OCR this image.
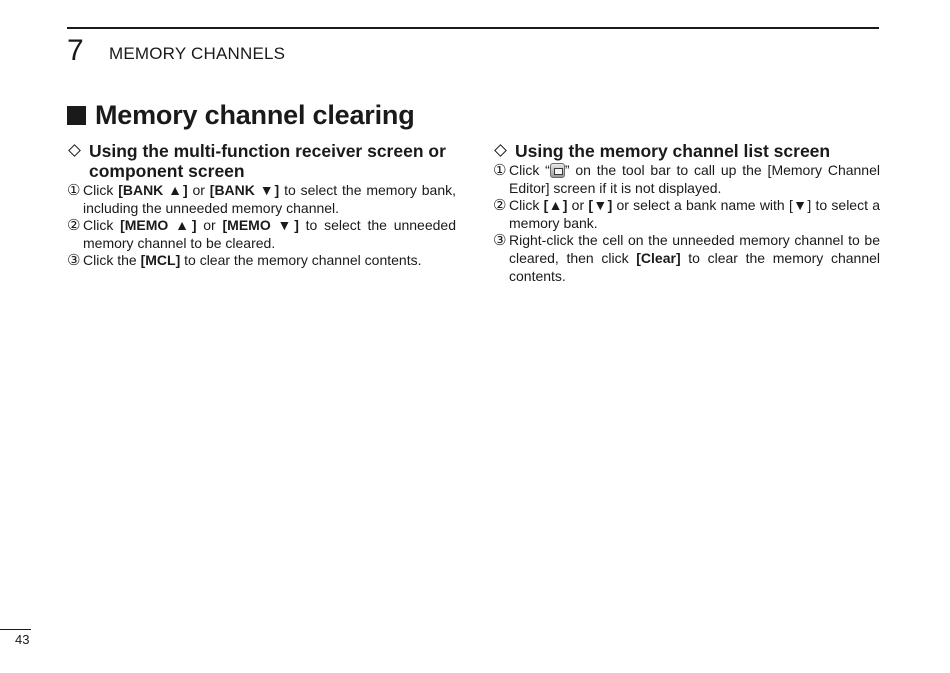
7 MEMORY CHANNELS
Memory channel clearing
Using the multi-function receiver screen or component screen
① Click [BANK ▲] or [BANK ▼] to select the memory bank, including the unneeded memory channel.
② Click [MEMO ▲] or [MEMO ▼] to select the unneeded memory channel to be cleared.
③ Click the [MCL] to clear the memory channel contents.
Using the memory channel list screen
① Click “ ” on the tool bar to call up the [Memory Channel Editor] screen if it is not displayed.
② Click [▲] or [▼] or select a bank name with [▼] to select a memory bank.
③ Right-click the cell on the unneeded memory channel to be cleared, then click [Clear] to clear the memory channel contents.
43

- - - -

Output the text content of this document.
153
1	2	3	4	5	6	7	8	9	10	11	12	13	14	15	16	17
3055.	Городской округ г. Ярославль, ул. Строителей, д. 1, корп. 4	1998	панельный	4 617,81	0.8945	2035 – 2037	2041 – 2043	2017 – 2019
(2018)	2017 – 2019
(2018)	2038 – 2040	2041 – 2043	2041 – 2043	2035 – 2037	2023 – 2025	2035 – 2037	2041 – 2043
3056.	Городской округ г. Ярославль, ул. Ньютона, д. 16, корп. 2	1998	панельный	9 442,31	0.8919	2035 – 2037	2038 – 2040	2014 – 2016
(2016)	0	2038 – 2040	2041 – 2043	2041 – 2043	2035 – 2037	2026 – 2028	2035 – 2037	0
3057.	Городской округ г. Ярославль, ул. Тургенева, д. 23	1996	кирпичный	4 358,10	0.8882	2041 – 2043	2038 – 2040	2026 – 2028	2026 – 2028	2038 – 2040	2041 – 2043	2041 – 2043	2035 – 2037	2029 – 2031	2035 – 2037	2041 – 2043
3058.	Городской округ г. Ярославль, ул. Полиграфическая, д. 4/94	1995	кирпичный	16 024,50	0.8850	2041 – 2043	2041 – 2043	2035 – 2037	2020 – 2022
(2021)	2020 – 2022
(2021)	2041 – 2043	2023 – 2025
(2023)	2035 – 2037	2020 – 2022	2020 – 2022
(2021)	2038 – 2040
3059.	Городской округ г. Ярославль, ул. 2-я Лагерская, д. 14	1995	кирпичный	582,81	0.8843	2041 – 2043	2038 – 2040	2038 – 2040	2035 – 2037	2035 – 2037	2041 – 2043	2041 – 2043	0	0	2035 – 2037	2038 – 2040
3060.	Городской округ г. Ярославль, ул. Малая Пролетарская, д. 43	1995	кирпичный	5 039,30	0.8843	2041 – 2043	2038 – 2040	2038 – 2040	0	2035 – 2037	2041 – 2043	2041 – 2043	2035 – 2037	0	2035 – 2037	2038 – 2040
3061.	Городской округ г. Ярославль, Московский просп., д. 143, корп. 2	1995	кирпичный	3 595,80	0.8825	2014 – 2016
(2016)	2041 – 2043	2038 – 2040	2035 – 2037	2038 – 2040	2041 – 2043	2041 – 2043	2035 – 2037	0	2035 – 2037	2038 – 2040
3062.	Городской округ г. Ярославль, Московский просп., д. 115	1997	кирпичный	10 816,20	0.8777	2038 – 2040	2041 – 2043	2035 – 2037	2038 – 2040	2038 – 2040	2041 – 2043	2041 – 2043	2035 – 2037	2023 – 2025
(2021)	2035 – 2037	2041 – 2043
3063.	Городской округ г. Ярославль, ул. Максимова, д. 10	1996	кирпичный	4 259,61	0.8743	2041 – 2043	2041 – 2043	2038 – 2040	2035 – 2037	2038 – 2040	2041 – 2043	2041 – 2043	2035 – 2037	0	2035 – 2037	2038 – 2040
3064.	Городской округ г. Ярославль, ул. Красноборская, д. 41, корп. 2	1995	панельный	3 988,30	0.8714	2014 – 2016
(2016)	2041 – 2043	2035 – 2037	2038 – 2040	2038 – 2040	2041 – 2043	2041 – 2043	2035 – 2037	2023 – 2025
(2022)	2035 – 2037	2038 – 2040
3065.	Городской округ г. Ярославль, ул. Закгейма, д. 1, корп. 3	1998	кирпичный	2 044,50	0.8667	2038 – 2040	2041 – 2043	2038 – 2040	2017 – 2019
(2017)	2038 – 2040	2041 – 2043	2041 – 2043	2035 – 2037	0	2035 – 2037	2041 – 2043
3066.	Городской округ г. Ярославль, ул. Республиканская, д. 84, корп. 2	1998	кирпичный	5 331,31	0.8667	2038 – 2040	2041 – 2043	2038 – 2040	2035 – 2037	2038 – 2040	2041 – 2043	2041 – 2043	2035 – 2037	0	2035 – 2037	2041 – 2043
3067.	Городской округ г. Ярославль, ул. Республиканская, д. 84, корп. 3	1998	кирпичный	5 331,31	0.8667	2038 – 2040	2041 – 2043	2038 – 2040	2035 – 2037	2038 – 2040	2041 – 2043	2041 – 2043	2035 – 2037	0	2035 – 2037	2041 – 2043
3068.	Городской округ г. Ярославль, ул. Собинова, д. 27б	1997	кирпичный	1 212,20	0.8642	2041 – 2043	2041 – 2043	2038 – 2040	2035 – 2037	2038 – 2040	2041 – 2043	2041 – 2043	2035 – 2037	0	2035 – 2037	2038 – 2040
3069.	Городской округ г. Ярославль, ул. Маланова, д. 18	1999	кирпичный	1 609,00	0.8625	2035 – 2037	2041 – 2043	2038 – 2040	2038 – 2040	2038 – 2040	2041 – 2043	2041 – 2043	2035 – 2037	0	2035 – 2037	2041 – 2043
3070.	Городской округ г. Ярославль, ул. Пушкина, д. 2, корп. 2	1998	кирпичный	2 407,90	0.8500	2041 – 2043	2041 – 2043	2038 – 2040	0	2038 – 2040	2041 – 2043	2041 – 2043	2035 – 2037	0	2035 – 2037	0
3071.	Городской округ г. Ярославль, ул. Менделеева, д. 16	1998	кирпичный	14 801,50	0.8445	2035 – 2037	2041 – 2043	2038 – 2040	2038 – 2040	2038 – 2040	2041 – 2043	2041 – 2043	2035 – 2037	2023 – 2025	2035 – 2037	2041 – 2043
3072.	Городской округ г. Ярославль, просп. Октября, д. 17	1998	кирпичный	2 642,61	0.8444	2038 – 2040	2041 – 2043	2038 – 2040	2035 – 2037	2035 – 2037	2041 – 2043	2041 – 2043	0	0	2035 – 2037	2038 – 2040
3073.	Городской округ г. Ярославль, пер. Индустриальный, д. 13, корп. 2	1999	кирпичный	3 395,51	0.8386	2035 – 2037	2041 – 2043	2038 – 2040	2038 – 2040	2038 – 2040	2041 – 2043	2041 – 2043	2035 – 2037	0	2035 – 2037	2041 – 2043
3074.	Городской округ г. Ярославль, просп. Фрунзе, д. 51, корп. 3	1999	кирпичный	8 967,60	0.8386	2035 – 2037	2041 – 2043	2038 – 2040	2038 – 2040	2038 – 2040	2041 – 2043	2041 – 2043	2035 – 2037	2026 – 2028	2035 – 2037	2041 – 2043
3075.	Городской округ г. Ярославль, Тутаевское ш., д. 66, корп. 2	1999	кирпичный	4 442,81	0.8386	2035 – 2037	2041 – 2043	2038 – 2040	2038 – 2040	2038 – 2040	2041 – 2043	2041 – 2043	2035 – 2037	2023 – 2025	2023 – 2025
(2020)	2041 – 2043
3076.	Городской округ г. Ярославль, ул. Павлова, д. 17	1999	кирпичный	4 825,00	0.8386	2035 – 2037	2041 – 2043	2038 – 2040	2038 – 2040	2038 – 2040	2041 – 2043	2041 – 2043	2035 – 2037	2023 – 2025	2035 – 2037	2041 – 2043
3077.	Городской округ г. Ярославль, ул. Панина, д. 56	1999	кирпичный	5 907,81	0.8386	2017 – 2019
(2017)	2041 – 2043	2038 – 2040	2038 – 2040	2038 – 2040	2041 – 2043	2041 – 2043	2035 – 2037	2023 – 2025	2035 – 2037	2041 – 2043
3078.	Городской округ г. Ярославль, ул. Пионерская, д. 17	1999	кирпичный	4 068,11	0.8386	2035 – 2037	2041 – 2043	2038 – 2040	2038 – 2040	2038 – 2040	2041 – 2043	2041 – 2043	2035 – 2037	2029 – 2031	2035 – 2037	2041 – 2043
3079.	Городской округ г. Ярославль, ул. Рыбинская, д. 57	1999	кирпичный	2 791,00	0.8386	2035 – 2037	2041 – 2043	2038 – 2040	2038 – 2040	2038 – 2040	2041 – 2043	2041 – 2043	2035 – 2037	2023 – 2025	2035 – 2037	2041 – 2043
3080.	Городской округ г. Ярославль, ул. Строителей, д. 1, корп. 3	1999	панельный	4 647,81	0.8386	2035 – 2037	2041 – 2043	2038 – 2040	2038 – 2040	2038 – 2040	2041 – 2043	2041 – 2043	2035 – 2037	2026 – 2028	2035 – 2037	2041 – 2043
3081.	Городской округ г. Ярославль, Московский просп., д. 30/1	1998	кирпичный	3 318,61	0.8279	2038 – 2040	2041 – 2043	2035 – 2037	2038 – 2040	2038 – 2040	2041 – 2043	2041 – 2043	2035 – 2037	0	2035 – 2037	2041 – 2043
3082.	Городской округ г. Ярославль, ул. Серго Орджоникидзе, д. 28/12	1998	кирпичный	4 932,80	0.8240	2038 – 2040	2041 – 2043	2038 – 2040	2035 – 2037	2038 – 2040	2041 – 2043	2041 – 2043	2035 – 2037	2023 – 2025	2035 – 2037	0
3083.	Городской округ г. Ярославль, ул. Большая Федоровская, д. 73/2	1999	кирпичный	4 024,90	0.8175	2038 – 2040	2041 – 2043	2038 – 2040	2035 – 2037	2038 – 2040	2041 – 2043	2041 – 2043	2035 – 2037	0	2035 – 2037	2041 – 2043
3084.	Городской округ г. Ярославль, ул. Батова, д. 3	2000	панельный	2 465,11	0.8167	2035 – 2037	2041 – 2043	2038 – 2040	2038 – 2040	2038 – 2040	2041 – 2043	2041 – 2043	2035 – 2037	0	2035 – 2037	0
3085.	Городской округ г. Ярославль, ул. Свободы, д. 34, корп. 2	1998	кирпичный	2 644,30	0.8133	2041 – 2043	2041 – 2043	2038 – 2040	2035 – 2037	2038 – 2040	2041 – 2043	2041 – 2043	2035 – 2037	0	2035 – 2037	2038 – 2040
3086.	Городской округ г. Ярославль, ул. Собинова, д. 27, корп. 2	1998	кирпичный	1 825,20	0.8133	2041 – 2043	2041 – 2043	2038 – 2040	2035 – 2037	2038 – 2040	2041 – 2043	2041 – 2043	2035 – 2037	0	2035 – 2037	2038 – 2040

- - - -

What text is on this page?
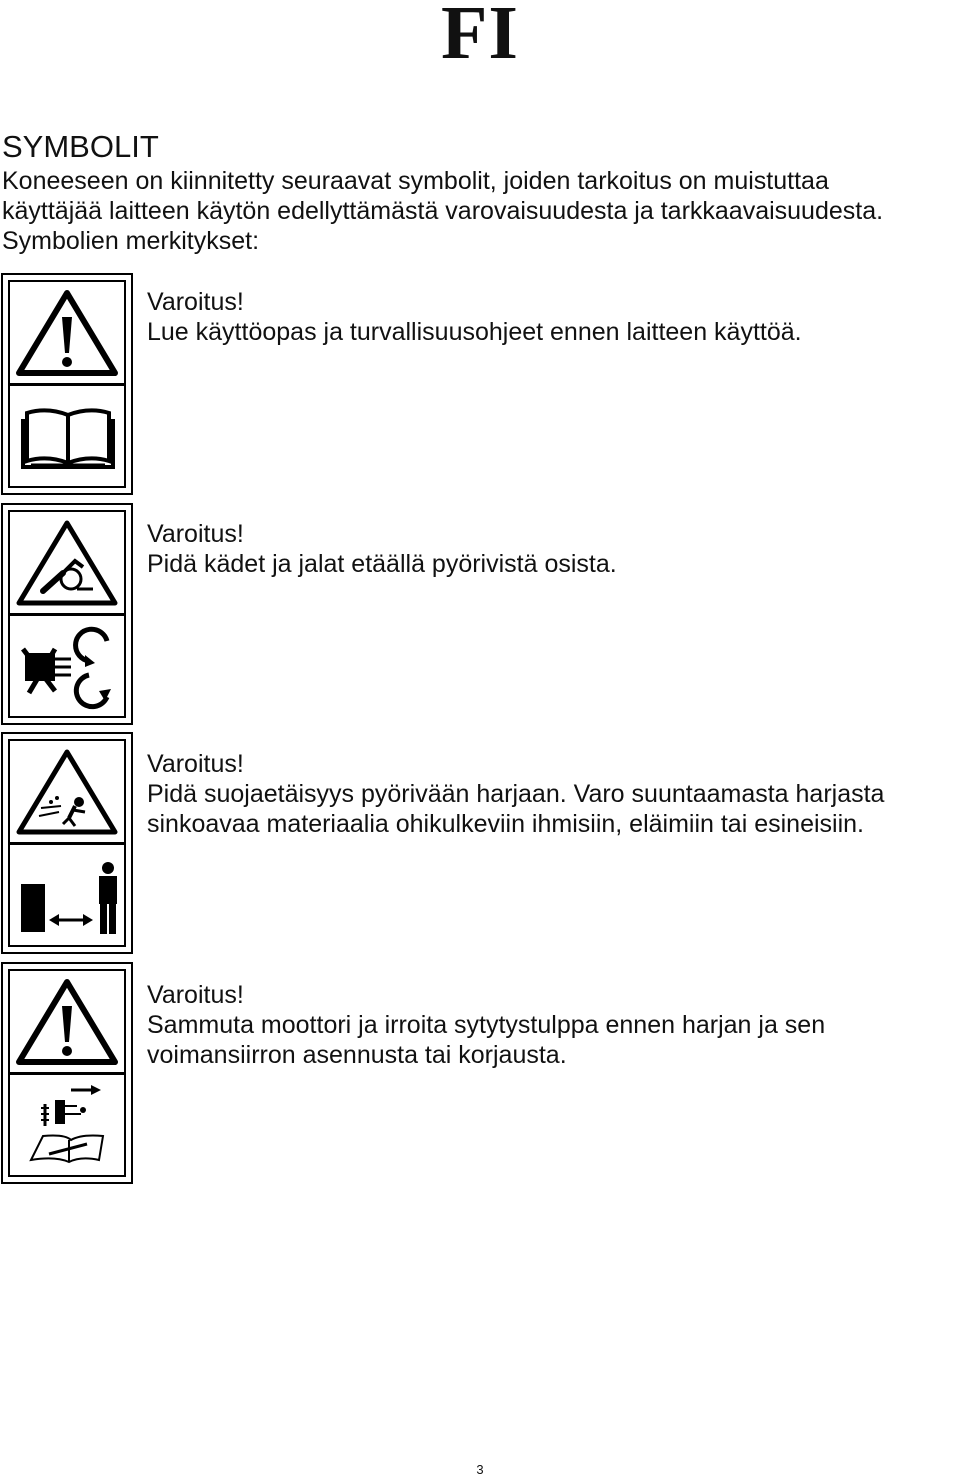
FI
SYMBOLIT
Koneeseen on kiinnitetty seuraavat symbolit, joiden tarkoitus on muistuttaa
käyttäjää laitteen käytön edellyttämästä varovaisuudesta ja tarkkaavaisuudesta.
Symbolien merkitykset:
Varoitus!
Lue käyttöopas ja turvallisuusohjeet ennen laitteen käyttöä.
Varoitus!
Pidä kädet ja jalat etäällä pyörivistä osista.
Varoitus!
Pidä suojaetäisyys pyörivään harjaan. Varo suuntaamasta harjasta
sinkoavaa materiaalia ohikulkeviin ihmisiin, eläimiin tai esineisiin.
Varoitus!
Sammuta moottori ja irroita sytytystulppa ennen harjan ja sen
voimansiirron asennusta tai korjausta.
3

- - - -

Written instruction: Look through the records above and report how many lines hold the word "Using", giving only the number.

Final answer: 2